══ Input records

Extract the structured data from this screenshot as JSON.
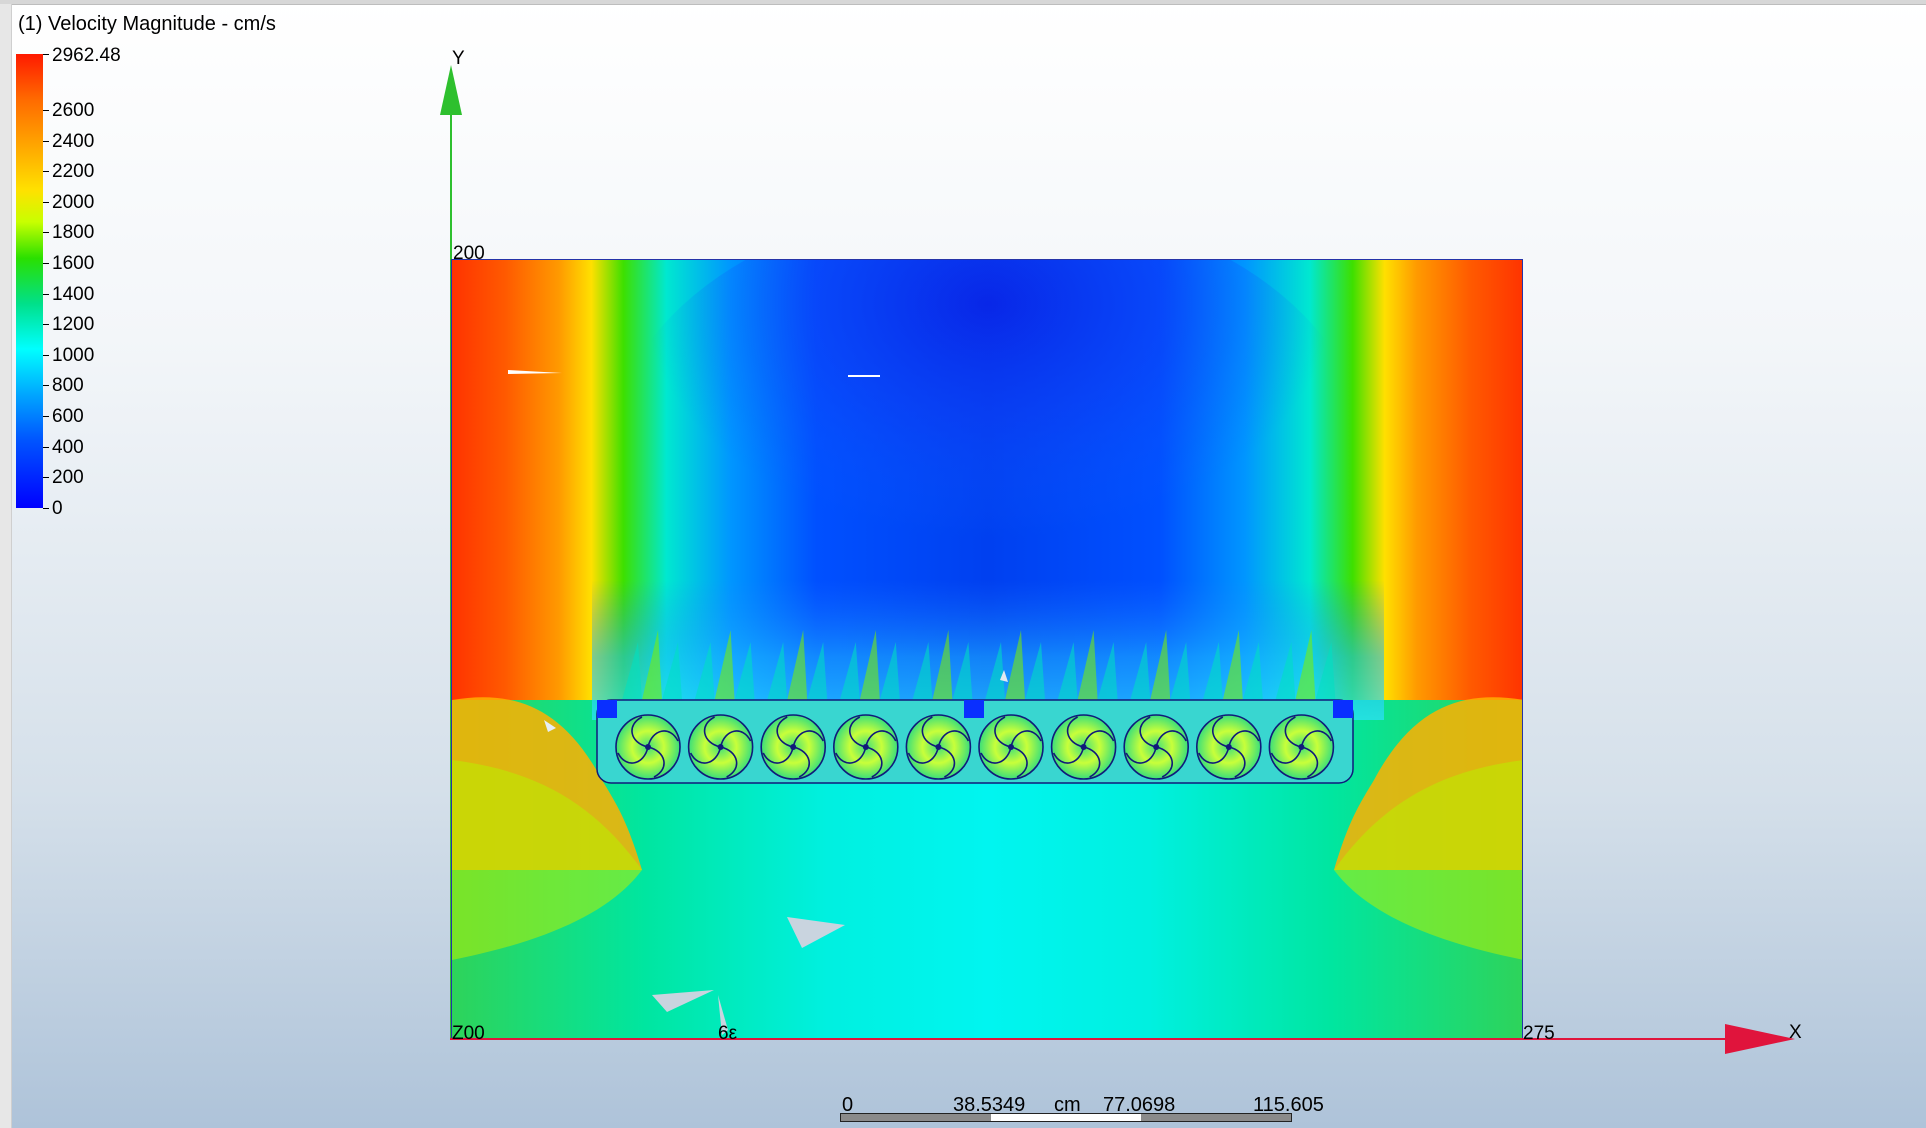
{
  "window": {
    "title": "(1) Velocity Magnitude - cm/s"
  },
  "legend": {
    "max_label": "2962.48",
    "labels": [
      "2600",
      "2400",
      "2200",
      "2000",
      "1800",
      "1600",
      "1400",
      "1200",
      "1000",
      "800",
      "600",
      "400",
      "200",
      "0"
    ]
  },
  "axes": {
    "y_label": "Y",
    "x_label": "X",
    "y_top_tick": "200",
    "x_right_tick": "275",
    "origin_tick": "Z00",
    "x_mid_tick": "6ε"
  },
  "scale_bar": {
    "labels": [
      "0",
      "38.5349",
      "cm",
      "77.0698",
      "115.605"
    ]
  },
  "colors": {
    "y_axis": "#2ec02e",
    "x_axis": "#e0143c",
    "domain_border": "#2533a8",
    "rotor_outline": "#101a7a"
  },
  "rotors": {
    "count": 10
  }
}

════

## [Directions for this task]
Output all of the records exactly as they appear above, but not the pictures.

## [Solved problem]
Extract the structured data from this screenshot as JSON.
{
  "window": {
    "title": "(1) Velocity Magnitude - cm/s"
  },
  "legend": {
    "max_label": "2962.48",
    "labels": [
      "2600",
      "2400",
      "2200",
      "2000",
      "1800",
      "1600",
      "1400",
      "1200",
      "1000",
      "800",
      "600",
      "400",
      "200",
      "0"
    ]
  },
  "axes": {
    "y_label": "Y",
    "x_label": "X",
    "y_top_tick": "200",
    "x_right_tick": "275",
    "origin_tick": "Z00",
    "x_mid_tick": "6ε"
  },
  "scale_bar": {
    "labels": [
      "0",
      "38.5349",
      "cm",
      "77.0698",
      "115.605"
    ]
  },
  "colors": {
    "y_axis": "#2ec02e",
    "x_axis": "#e0143c",
    "domain_border": "#2533a8",
    "rotor_outline": "#101a7a"
  },
  "rotors": {
    "count": 10
  }
}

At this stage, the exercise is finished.